**Task requirements**
Wherever the word "ffffff" turns up in a line of the entries, copy that line.
-=-=-
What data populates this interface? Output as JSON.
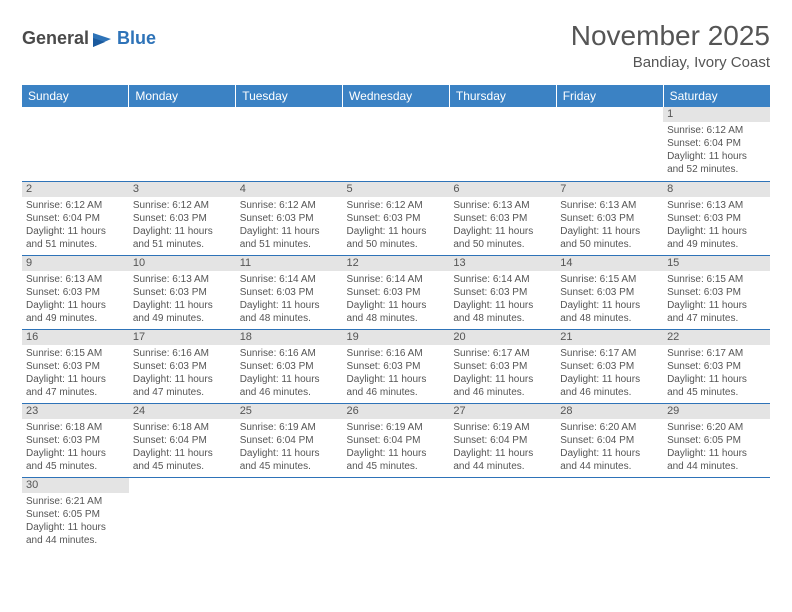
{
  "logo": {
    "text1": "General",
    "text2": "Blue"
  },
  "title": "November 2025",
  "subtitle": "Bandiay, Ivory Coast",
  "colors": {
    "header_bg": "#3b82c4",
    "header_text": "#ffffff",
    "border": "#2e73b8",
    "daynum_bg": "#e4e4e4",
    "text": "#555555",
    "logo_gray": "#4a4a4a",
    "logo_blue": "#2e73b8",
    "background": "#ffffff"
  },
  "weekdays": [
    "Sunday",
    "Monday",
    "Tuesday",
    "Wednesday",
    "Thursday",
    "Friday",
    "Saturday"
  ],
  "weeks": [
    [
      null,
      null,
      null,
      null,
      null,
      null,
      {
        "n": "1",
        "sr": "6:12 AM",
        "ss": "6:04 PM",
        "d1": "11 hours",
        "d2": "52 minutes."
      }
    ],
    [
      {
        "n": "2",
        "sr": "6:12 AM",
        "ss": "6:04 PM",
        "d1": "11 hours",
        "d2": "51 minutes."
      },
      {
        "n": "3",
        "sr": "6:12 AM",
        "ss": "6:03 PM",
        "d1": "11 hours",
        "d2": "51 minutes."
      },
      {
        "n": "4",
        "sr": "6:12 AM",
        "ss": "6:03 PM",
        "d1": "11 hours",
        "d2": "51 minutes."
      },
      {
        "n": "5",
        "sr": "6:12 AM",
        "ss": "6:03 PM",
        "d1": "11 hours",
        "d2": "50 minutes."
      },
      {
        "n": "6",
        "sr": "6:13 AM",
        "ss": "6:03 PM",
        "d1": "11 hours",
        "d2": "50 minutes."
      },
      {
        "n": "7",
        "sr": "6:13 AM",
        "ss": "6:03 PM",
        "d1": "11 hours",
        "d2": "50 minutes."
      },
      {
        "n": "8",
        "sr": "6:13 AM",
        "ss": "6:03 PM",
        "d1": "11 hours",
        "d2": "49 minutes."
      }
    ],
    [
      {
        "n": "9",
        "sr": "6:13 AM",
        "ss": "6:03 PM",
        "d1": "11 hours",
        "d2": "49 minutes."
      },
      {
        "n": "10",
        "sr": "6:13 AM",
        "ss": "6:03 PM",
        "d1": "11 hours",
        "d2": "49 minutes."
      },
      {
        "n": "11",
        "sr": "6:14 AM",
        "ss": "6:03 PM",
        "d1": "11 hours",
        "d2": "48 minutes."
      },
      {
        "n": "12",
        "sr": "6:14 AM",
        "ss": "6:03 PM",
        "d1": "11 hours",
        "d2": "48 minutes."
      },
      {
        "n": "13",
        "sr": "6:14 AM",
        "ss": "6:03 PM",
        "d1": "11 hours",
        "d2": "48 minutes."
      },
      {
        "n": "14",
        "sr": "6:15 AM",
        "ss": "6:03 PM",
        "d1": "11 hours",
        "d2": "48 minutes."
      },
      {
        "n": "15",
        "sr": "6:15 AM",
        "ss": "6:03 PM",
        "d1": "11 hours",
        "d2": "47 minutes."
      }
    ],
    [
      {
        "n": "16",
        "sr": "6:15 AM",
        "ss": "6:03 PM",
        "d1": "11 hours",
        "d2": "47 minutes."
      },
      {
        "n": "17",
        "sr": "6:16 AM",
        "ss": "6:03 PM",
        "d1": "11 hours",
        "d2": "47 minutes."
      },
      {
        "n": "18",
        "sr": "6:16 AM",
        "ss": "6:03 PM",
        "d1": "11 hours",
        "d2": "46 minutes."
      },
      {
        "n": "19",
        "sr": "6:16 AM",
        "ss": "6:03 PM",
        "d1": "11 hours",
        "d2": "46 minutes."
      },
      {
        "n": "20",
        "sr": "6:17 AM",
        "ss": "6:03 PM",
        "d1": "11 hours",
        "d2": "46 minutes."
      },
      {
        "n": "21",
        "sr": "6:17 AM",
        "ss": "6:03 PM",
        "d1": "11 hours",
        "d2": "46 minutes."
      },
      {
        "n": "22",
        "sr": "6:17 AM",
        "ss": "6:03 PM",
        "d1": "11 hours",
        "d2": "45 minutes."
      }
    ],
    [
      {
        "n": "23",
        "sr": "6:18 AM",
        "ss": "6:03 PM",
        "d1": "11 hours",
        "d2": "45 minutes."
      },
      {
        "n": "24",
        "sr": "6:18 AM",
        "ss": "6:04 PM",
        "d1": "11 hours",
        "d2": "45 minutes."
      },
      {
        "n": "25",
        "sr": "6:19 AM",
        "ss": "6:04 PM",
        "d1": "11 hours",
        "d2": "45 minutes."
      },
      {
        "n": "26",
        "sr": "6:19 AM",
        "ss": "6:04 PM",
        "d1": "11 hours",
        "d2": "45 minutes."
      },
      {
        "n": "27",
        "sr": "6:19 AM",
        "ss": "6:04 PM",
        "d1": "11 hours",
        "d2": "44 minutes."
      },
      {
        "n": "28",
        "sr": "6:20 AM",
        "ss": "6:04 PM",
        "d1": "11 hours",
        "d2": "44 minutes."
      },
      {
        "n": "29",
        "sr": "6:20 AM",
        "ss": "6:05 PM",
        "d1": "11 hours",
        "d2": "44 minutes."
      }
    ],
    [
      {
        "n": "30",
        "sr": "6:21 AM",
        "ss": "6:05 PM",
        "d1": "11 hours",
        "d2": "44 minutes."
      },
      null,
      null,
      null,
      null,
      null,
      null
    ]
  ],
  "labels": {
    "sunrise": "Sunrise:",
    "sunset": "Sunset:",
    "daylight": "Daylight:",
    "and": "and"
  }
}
-=-=-
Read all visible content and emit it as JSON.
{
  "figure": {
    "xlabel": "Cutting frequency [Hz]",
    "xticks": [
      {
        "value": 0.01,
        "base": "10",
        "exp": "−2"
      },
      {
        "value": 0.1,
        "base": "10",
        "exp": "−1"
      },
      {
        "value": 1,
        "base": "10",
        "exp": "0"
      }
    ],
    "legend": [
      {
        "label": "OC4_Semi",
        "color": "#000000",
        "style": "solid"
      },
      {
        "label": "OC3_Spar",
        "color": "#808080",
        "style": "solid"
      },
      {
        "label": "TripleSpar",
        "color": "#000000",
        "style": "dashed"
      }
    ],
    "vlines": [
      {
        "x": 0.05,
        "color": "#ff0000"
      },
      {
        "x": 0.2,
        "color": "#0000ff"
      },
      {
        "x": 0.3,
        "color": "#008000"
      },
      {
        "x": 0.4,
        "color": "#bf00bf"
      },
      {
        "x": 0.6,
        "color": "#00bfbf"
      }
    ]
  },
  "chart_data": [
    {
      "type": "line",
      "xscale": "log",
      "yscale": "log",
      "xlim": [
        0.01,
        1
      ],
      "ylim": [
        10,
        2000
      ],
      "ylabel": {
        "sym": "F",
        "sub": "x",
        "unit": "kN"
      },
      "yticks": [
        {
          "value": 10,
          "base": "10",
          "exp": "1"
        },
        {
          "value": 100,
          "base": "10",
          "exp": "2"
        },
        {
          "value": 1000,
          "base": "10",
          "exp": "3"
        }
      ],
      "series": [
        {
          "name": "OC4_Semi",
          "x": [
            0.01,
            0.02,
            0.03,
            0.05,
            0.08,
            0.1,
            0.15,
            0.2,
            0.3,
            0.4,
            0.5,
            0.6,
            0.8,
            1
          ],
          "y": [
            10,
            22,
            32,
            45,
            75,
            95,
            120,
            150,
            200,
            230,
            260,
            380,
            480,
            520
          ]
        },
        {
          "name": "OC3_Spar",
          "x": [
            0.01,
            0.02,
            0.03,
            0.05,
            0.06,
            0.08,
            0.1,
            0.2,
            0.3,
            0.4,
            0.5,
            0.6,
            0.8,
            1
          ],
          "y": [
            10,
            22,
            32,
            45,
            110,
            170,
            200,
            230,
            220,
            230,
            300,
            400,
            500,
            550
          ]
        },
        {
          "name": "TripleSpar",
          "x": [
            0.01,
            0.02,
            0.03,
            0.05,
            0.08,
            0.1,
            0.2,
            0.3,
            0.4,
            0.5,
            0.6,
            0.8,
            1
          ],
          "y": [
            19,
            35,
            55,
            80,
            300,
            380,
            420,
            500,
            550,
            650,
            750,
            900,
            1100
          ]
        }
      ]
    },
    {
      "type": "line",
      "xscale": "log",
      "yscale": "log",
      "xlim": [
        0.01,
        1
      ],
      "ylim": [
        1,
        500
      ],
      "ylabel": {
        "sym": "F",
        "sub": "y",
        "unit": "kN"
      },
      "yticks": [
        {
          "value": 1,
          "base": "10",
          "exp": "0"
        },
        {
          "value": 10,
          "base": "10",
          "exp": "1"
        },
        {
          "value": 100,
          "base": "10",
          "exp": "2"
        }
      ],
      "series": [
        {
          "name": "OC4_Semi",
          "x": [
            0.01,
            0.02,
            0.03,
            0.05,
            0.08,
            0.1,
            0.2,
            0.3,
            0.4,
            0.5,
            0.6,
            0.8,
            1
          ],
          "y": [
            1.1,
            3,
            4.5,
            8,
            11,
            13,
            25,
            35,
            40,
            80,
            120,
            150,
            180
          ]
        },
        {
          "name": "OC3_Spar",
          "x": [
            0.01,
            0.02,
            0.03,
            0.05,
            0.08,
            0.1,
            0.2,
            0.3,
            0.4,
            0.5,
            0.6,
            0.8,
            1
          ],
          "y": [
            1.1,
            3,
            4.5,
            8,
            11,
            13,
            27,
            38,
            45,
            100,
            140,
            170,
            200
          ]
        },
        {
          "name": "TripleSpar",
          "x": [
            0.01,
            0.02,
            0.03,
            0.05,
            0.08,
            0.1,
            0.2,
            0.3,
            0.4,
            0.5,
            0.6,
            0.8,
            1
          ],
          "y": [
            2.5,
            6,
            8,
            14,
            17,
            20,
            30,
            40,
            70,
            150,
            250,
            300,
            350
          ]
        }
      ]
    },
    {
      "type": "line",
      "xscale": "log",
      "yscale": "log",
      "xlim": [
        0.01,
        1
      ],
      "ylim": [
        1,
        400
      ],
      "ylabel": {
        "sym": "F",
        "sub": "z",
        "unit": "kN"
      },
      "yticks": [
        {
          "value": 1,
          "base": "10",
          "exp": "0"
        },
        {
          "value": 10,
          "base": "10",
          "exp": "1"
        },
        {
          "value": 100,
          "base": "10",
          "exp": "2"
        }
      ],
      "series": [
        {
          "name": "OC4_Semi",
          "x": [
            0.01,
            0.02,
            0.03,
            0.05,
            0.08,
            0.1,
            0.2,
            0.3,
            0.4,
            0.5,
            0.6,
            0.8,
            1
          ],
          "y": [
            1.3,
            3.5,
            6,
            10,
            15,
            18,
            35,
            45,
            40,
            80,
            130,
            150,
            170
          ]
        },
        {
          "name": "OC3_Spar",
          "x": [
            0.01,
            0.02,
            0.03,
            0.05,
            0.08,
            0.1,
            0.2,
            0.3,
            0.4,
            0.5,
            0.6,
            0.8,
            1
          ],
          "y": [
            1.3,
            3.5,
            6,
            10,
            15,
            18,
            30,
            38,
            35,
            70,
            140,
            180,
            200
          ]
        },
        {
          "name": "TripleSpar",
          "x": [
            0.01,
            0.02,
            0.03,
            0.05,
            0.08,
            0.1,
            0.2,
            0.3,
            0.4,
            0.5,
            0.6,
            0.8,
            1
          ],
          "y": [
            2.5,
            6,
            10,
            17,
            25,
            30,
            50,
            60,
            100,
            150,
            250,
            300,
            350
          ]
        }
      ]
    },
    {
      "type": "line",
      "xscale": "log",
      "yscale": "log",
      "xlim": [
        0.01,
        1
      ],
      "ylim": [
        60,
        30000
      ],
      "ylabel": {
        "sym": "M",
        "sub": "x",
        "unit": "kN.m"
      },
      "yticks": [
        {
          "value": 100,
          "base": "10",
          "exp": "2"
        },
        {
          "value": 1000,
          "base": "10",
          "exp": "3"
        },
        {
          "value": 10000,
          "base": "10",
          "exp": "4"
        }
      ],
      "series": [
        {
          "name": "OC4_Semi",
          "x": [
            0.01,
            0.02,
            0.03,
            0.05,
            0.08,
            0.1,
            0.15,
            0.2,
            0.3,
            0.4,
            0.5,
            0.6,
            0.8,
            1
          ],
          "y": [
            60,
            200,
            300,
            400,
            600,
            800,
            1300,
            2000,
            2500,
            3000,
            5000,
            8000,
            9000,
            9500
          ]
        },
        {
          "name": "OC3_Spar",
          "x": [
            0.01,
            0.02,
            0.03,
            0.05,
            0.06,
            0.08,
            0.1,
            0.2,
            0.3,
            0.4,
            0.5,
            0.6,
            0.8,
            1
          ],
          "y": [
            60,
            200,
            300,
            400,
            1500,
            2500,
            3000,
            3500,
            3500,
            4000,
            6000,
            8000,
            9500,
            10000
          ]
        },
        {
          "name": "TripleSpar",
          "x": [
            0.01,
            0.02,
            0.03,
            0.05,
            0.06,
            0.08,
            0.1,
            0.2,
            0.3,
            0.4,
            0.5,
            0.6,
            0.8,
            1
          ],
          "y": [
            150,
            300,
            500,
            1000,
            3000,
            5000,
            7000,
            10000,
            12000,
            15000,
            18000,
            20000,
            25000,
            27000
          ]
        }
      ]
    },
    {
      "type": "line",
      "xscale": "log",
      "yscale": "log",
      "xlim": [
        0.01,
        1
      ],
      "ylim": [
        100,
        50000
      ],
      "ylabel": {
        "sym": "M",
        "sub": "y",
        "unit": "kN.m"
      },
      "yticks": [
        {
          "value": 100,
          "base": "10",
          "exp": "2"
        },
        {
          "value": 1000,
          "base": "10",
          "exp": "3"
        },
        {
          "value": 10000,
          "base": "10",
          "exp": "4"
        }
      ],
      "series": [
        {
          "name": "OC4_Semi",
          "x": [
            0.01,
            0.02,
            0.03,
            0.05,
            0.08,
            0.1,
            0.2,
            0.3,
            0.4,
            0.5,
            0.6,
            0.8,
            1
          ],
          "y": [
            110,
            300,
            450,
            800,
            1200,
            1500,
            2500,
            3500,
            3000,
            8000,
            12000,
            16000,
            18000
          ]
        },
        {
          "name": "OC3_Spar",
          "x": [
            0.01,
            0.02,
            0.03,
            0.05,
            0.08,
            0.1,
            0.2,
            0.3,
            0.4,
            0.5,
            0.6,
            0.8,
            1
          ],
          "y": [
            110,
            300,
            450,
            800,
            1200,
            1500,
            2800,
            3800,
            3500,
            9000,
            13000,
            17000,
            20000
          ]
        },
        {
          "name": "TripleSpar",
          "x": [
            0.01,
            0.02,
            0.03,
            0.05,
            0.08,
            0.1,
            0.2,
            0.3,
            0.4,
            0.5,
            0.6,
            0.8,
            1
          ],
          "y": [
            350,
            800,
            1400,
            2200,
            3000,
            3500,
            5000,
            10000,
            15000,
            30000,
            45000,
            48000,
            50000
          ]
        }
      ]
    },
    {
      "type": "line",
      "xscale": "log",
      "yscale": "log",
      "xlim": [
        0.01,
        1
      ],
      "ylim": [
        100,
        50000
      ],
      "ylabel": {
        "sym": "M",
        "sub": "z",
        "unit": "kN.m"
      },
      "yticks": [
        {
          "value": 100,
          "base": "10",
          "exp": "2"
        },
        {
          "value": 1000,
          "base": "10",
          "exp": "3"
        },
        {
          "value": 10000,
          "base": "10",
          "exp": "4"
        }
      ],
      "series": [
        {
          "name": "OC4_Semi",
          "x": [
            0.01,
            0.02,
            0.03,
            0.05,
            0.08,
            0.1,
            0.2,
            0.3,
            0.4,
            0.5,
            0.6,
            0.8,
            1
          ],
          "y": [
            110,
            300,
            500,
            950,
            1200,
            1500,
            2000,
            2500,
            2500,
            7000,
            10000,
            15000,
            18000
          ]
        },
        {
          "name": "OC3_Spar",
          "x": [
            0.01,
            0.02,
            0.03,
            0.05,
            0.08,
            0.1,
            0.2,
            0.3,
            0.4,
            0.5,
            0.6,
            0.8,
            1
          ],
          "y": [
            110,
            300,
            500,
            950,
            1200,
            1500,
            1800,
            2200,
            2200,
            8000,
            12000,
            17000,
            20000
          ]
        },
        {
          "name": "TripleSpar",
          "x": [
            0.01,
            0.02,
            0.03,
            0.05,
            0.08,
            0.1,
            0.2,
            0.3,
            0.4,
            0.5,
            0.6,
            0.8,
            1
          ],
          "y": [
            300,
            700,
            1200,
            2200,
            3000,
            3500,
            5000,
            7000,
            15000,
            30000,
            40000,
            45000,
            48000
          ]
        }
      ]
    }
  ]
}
-=-=-
**Finished answer**
    "header_text": "#ffffff",
    "background": "#ffffff"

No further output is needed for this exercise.